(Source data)
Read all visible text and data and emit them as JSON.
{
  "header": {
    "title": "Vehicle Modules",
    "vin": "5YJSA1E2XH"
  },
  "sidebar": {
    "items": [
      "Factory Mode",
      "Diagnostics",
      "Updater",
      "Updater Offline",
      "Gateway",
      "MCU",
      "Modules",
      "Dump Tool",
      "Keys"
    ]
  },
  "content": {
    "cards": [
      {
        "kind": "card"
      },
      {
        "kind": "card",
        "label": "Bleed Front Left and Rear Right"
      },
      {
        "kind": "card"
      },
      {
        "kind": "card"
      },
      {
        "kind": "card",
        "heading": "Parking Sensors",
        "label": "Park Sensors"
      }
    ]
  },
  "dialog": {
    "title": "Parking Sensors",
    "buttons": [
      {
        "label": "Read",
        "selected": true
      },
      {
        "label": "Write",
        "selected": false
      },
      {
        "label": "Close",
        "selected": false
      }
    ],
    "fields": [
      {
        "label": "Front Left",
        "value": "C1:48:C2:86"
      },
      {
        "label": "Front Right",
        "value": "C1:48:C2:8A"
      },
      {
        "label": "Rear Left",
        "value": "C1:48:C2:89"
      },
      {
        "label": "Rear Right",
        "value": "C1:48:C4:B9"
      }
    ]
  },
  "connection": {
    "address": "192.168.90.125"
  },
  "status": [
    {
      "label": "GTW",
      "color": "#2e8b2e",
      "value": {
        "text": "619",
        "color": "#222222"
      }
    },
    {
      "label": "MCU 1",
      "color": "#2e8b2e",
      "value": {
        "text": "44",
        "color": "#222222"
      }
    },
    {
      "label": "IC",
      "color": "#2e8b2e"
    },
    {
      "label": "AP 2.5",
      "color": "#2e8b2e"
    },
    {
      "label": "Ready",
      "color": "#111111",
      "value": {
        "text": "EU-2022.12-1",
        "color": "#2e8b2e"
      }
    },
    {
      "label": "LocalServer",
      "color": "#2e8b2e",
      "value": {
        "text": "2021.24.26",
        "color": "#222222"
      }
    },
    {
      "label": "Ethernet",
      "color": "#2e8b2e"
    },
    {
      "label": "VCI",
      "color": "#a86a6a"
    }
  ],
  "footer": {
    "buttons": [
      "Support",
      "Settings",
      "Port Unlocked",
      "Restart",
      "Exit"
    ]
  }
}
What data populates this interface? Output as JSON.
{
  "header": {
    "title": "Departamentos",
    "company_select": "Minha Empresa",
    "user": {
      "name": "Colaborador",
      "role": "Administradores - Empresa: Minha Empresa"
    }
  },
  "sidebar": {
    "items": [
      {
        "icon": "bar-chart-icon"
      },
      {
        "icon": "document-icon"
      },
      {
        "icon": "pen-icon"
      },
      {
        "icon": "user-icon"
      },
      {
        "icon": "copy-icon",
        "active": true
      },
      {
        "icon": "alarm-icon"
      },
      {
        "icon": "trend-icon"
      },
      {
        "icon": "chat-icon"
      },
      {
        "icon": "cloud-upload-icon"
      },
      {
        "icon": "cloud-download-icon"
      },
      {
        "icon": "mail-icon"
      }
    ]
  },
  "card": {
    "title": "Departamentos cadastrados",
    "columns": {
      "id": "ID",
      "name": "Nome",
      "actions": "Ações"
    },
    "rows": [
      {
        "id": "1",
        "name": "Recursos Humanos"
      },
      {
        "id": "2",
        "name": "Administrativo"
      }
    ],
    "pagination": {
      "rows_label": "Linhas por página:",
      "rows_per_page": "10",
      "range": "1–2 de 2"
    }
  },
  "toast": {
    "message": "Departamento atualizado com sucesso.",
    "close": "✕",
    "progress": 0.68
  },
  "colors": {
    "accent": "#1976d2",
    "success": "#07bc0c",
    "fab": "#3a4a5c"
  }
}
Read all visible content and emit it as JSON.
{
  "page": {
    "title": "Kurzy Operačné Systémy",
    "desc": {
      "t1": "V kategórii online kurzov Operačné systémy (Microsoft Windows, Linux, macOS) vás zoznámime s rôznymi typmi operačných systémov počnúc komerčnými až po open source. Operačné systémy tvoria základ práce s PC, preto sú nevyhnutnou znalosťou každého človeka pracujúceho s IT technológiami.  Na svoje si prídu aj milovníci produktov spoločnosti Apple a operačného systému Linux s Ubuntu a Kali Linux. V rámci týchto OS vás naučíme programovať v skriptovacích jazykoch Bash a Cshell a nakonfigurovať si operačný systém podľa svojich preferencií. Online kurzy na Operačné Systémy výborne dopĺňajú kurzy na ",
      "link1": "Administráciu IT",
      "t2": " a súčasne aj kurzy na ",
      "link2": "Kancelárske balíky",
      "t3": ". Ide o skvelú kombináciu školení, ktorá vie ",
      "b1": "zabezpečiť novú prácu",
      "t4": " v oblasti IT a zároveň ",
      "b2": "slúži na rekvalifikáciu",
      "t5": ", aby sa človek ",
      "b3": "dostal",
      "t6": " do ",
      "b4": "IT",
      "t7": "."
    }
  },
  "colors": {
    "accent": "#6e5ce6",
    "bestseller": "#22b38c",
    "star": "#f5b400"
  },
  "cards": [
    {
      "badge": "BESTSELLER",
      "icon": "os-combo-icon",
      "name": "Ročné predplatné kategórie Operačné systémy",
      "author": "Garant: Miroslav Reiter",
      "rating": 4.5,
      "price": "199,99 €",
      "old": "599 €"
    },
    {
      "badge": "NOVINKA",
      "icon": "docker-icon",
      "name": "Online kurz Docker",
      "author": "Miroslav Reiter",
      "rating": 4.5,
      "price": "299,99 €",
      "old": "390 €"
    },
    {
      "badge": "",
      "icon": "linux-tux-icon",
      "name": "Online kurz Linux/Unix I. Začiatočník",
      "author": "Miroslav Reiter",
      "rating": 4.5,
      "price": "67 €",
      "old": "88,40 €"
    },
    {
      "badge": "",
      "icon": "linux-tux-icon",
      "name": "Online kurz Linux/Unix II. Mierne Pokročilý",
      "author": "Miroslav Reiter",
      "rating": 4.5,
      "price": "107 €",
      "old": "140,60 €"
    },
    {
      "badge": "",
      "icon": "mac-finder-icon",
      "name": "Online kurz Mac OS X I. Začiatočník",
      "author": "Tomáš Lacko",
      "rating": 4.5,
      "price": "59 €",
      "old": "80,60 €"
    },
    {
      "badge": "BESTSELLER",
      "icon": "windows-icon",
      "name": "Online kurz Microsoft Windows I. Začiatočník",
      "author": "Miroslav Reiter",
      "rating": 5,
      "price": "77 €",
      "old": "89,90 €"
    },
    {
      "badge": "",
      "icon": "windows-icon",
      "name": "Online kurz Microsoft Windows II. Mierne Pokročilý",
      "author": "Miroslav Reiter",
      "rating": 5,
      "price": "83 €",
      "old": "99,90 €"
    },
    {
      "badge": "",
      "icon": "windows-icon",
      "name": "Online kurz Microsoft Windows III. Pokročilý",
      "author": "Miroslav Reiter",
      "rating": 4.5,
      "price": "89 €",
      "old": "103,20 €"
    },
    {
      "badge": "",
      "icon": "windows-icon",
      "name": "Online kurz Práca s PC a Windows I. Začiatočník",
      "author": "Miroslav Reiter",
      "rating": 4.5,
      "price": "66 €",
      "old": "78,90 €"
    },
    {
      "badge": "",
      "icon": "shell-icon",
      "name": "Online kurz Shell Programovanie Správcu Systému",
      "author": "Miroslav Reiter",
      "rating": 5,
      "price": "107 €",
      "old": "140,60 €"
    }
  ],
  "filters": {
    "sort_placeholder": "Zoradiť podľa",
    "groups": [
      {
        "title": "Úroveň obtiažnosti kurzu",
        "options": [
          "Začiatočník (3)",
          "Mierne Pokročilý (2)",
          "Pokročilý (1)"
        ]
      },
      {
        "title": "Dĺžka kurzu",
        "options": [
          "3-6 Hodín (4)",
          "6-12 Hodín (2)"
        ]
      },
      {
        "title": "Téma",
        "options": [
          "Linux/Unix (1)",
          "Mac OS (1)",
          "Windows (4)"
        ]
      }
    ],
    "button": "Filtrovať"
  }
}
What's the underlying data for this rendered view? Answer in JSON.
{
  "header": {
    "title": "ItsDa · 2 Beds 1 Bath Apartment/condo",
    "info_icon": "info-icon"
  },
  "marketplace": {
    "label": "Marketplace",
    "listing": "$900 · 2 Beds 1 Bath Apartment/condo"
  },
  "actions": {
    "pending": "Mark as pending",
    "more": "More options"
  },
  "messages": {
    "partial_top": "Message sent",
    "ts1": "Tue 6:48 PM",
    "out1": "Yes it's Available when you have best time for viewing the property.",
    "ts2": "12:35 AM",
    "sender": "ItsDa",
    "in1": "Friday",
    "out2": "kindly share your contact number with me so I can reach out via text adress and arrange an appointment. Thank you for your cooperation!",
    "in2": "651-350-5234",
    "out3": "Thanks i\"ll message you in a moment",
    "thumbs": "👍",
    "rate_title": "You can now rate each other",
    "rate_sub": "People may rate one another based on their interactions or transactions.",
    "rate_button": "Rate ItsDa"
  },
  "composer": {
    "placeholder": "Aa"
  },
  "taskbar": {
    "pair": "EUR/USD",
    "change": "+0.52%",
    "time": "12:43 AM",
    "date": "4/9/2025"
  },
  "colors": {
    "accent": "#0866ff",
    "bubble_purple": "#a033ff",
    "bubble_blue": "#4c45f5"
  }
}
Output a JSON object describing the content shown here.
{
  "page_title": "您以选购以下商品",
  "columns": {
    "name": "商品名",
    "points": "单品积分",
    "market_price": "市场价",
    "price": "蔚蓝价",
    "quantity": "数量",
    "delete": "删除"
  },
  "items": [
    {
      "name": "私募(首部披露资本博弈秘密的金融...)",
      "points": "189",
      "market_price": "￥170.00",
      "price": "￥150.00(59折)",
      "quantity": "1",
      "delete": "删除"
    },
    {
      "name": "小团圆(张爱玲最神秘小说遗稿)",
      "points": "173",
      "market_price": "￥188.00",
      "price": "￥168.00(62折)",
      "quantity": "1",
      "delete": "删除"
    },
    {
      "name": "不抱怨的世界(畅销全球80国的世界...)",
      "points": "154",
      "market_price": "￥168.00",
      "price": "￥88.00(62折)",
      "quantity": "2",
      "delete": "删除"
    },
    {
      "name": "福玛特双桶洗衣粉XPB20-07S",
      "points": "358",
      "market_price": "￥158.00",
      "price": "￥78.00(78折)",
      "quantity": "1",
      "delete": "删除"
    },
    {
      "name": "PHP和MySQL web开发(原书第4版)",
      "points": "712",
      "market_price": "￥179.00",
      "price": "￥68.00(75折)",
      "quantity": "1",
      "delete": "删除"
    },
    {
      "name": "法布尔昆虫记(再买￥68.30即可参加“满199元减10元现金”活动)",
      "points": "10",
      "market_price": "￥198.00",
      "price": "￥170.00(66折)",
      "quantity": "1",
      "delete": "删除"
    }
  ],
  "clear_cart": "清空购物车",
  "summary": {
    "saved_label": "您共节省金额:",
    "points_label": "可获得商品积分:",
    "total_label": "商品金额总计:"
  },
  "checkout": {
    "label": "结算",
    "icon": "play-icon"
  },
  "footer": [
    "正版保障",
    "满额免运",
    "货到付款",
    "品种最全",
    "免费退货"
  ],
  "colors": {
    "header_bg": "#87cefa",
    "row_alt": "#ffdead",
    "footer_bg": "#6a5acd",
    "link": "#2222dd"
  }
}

**Task objective**
Report how many lines of the listing hold the string "Empresa", giving only the number.

**Complete answer**
2